To be done -> Look for the word "title" in the entries below, then copy every line that has it.

Provided records ->
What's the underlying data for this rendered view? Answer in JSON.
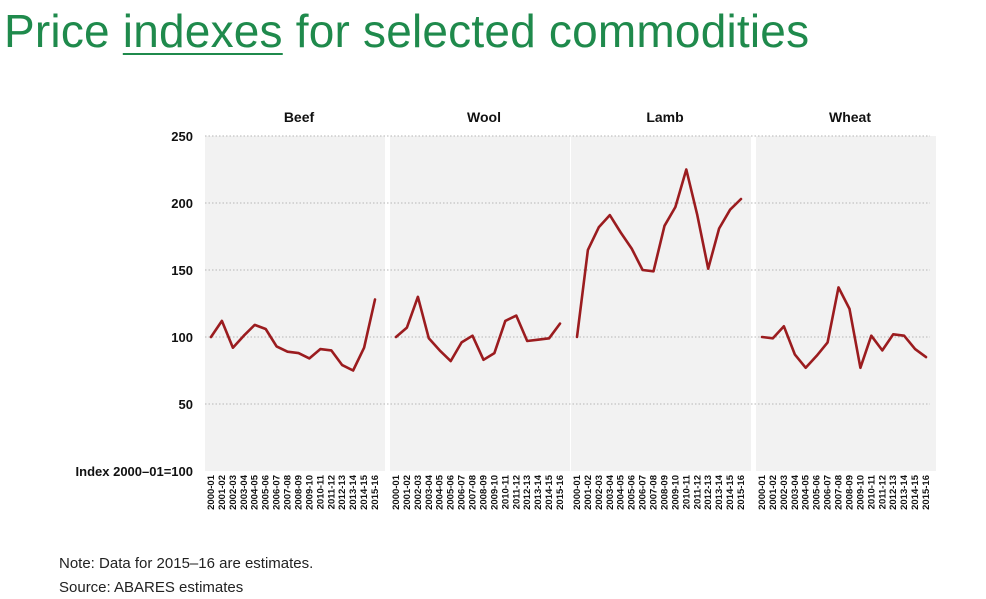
{
  "title": {
    "part1": "Price ",
    "part2_underlined": "indexes",
    "part3": " for selected commodities"
  },
  "colors": {
    "title": "#1f8a4c",
    "line": "#9b1c1f",
    "panel_bg": "#f2f2f2",
    "grid": "#b5b5b5"
  },
  "notes": {
    "note": "Note: Data for 2015–16 are estimates.",
    "source": "Source: ABARES estimates"
  },
  "chart_data": {
    "type": "line",
    "ylabel": "Index 2000–01=100",
    "ylim": [
      0,
      250
    ],
    "yticks": [
      50,
      100,
      150,
      200,
      250
    ],
    "grid": "horizontal dotted",
    "categories": [
      "2000-01",
      "2001-02",
      "2002-03",
      "2003-04",
      "2004-05",
      "2005-06",
      "2006-07",
      "2007-08",
      "2008-09",
      "2009-10",
      "2010-11",
      "2011-12",
      "2012-13",
      "2013-14",
      "2014-15",
      "2015-16"
    ],
    "panels": [
      {
        "title": "Beef",
        "values": [
          100,
          112,
          92,
          101,
          109,
          106,
          93,
          89,
          88,
          84,
          91,
          90,
          79,
          75,
          92,
          128
        ]
      },
      {
        "title": "Wool",
        "values": [
          100,
          107,
          130,
          99,
          90,
          82,
          96,
          101,
          83,
          88,
          112,
          116,
          97,
          98,
          99,
          110
        ]
      },
      {
        "title": "Lamb",
        "values": [
          100,
          165,
          182,
          191,
          178,
          166,
          150,
          149,
          183,
          197,
          225,
          191,
          151,
          181,
          195,
          203
        ]
      },
      {
        "title": "Wheat",
        "values": [
          100,
          99,
          108,
          87,
          77,
          86,
          96,
          137,
          121,
          77,
          101,
          90,
          102,
          101,
          91,
          85
        ]
      }
    ]
  }
}
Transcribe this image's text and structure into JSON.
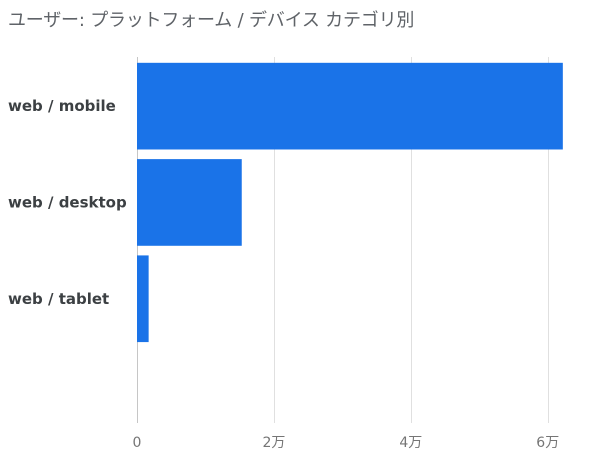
{
  "chart_data": {
    "type": "bar",
    "orientation": "horizontal",
    "title": "ユーザー: プラットフォーム / デバイス カテゴリ別",
    "categories": [
      "web / mobile",
      "web / desktop",
      "web / tablet"
    ],
    "values": [
      62200,
      15300,
      1700
    ],
    "xlim": [
      0,
      65000
    ],
    "x_ticks": [
      0,
      20000,
      40000,
      60000
    ],
    "x_tick_labels": [
      "0",
      "2万",
      "4万",
      "6万"
    ],
    "bar_color": "#1a73e8",
    "grid": true,
    "xlabel": "",
    "ylabel": ""
  }
}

Task output ->
  "title": {
    "title": "#1f8a4c",
        "title": "Beef",
        "title": "Wool",
        "title": "Lamb",
        "title": "Wheat",
    "title": "ユーザー: プラットフォーム / デバイス カテゴリ別",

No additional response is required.